TEXTE DE LA PAGE —
***

Premières remarques sur le résultat des élections parlementaires en Grèce

okde

Athènes, 22.5.2023

  1. Le résultat des élections parlementaires du 21 mai est négatif et pèse lourd sur le dos des travailleurs, des couches populaires pauvres et de la jeunesse. Avec 40,8% et plus de 2,4 millions de voix (contre 39,9% et 2,25 millions en 2019), la Nouvelle Démocratie de Mitsotakis a été renforcée et a frayé son chemin vers la majorité parlementaire. Après 4 ans d’un gouvernement, qui a mené une politique de classe extrême et qui s’en est pris aux travailleurs, aux couches populaires pauvres et à la jeunesse, ce résultat électoral est une monstruosité. Il semble effacer (ou du moins tenter de le faire) toute l’usure politique antérieure de Mitsotakis et les retombées du crime ferroviaire à Tempé. Sans qu’on puisse dire que la Nouvelle Démocratie devienne tout à coup toute-puissante, ou qu’elle a régénéré la politique bourgeoise ou qu’elle a incorporé de larges masses dans son programme, son succès ne pourra pas être facilement surmonté. Ce succès peut s’avérer un obstacle très sérieux et un coup dur contre les luttes des travailleurs et des jeunes, dont la vie va encore s’empirer à cause de la poursuite de l’inflation, de la politique d’austérité, de pauvreté, de privatisation, de répression, etc.

Mis à part des raisons générales (crise du mouvement ouvrier, etc.), SYRIZA et son leader Tsipras sont presque exclusivement responsables de cette monstruosité. C’est le résultat des crimes politiques que SYRIZA a commis pendant son gouvernement (2015-2019), ainsi que les conséquences de son opposition tiède ou inexistante pendant les 4 dernières années (qui s’agissait essentiellement d’une « coalition »). Cette opposition insignifiante a été dictée par le fait que SYRIZA propose essentiellement la même politique néolibérale et pro-impérialiste que Nouvelle Démocratie.

***

ENTRÉES PRÉSENTÉES —
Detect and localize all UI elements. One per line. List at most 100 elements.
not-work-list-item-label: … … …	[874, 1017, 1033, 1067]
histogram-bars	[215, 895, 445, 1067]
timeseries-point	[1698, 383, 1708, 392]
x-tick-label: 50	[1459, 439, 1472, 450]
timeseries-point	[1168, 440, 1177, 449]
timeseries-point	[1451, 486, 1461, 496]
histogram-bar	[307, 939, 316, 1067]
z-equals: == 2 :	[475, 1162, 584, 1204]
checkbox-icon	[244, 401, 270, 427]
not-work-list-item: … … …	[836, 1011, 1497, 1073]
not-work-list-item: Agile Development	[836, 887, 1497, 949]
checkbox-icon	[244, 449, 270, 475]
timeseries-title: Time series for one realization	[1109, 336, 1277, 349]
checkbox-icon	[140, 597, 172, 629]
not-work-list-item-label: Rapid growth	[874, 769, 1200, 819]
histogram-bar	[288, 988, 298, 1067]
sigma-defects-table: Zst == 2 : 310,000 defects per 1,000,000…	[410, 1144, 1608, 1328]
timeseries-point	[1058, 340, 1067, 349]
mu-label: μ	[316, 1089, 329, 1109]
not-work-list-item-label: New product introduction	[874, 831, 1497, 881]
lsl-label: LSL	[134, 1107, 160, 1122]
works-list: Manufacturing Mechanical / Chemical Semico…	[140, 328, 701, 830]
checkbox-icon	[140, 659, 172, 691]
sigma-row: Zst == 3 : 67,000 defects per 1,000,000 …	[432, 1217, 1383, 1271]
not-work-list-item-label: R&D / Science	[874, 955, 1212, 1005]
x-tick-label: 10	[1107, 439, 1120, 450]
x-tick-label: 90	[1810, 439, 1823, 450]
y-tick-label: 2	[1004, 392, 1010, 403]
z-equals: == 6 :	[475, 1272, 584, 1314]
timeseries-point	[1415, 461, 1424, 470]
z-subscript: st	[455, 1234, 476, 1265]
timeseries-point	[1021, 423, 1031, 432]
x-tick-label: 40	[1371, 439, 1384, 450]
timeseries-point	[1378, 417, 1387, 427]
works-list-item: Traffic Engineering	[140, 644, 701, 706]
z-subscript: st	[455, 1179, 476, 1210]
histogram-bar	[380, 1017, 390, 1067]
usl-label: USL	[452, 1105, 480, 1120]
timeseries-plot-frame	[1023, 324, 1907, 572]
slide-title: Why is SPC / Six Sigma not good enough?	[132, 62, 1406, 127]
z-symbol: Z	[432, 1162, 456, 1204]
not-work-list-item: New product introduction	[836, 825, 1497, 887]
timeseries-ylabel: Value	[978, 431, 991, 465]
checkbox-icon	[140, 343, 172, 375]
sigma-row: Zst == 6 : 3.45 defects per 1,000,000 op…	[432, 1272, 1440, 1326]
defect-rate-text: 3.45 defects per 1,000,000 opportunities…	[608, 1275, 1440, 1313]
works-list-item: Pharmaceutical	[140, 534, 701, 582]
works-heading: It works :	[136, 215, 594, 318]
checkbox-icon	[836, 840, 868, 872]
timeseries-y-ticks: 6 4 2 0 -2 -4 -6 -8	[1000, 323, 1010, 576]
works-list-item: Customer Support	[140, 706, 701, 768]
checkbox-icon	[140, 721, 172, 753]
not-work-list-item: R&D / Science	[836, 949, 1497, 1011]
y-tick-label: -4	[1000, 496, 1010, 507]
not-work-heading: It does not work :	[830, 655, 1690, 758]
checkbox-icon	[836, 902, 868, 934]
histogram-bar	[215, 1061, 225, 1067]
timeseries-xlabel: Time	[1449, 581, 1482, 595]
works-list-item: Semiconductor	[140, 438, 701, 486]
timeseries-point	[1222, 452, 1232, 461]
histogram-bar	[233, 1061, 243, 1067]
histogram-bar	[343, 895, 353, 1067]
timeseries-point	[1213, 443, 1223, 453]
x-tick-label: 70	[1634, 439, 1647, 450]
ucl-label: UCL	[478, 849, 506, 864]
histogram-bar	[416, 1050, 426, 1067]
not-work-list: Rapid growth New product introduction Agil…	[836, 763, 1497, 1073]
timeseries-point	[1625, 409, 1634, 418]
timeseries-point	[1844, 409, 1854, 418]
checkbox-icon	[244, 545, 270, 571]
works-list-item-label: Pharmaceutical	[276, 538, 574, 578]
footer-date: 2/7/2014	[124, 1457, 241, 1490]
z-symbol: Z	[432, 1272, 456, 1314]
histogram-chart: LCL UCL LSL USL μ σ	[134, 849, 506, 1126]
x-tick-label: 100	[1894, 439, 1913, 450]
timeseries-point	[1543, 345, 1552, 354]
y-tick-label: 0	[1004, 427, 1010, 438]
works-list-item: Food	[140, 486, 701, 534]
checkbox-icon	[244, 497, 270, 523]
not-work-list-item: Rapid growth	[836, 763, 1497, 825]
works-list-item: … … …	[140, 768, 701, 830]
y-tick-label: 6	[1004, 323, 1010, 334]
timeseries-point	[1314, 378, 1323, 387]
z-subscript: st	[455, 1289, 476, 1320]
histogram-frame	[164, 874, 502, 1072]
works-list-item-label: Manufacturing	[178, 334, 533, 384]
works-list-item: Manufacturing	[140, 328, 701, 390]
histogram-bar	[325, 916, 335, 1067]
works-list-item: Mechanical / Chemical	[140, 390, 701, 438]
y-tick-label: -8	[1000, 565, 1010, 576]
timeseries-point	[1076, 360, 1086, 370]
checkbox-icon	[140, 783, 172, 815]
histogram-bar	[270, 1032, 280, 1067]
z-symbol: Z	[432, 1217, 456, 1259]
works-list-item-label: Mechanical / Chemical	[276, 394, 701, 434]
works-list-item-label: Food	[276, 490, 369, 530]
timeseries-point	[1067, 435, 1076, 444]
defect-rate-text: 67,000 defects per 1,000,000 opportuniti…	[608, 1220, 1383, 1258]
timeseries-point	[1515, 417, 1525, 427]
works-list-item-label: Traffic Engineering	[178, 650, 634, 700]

***

CONSIGNES —
**1)** Selon le texte sur les élections grecques, quel pourcentage des voix la Nouvelle Démocratie a-t-elle obtenu le 21 mai ?
**2)** Reprenez le texte sur les élections grecques après sa dernière phrase et poursuivez-le.
Les entrées n'interviennent pas dans cet exercice.

RÉPONSES —
**1)** 40,8 %

**2)**
  1. L’effondrement de SYRIZA est absolu : 20,1% et 1,18 millions de votes contre 31,5% et 1,78 million en 2019. Ce résultat (dont l’ampleur pourrait être comparée uniquement à l’effondrement de Nouvelle Démocratie et du PASOK aux élections de mai 2012) indique probablement le divorce final de SYRIZA avec des larges couches de travailleurs, de couches populaires pauvres et de jeunes. La tromperie politique que représente Tsipras s’est avérée inutile, même pour tenir le rôle du « moindre mal » vis-à-vis Mitsotakis. Nous dirions qu’il s’agit d’une punition (rétroactive), plus que juste pour les crimes politiques que SYRIZA a commis du 2015 jusqu’à aujourd’hui. Mais au-delà de donner raison aux critiques de gauche contre SYRIZA, les conséquences retombent sur les masses laborieuses et populaires.
  2. Le renforcement du PASOK (11,46% et 675 000 voix contre 8,10% et 457 000) nous conduit à la même conclusion, en ce qui concerne les principales forces bourgeoises. Il est parmi les principaux bénéficiaires de l’effondrement de SYRIZA. Cependant, à ce stade, il semble qu’il ne puisse prétendre qu’à un rôle complémentaire dans la scène politique bourgeoise.
  3. Diverses formations ultraréactionnaires ou d’extrême droite sortent renforcées ou apparaissent pour la première fois (parti de Velopoulos, NIKI, parti de Tzimeros-Kranidiotis, EAN). Ensemble, elles rassemblent un retentissant 8,4%, s’ajoutant ainsi au bloc des forces de droite et d’extrême droite contre le mouvement ouvrier (atteignant près de 50% des voix).
  4. Le niveau élevé persistant de l’abstention autour de 40 % (39 % contre 42 % en 2019) est devenu un problème pour les forces du mouvement ouvrier. Car ceux qui se sont abstenus viennent principalement des couches populaires les plus touchées et les plus pauvres, qui sombrent ainsi dans la dépolitisation et la marginalisation. Seul un fort développement des luttes peut donner un répit qui permettrait à résoudre ce problème.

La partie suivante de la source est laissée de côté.